SET TASK: The records below must be retyped exactly.

Lines of data:
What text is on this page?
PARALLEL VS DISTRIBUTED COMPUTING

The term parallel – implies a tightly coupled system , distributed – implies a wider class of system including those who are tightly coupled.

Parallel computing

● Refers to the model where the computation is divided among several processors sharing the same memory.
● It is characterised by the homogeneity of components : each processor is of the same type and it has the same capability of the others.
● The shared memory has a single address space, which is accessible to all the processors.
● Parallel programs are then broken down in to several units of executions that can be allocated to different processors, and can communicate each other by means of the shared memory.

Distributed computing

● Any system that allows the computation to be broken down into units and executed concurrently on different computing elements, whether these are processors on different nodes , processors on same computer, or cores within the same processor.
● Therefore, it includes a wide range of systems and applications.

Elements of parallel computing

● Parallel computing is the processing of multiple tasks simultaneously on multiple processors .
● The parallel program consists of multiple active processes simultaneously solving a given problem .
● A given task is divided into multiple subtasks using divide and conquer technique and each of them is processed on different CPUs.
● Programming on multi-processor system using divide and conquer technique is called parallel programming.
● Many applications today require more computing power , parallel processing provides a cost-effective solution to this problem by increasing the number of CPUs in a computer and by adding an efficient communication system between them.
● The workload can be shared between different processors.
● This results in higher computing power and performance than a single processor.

THE SOLUTION:
What text is on this page?
PARALLEL VS DISTRIBUTED COMPUTING

The term parallel – implies a tightly coupled system , distributed – implies a wider class of system including those who are tightly coupled.

Parallel computing

● Refers to the model where the computation is divided among several processors sharing the same memory.
● It is characterised by the homogeneity of components : each processor is of the same type and it has the same capability of the others.
● The shared memory has a single address space, which is accessible to all the processors.
● Parallel programs are then broken down in to several units of executions that can be allocated to different processors, and can communicate each other by means of the shared memory.

Distributed computing

● Any system that allows the computation to be broken down into units and executed concurrently on different computing elements, whether these are processors on different nodes , processors on same computer, or cores within the same processor.
● Therefore, it includes a wide range of systems and applications.

Elements of parallel computing

● Parallel computing is the processing of multiple tasks simultaneously on multiple processors .
● The parallel program consists of multiple active processes simultaneously solving a given problem .
● A given task is divided into multiple subtasks using divide and conquer technique and each of them is processed on different CPUs.
● Programming on multi-processor system using divide and conquer technique is called parallel programming.
● Many applications today require more computing power , parallel processing provides a cost-effective solution to this problem by increasing the number of CPUs in a computer and by adding an efficient communication system between them.
● The workload can be shared between different processors.
● This results in higher computing power and performance than a single processor.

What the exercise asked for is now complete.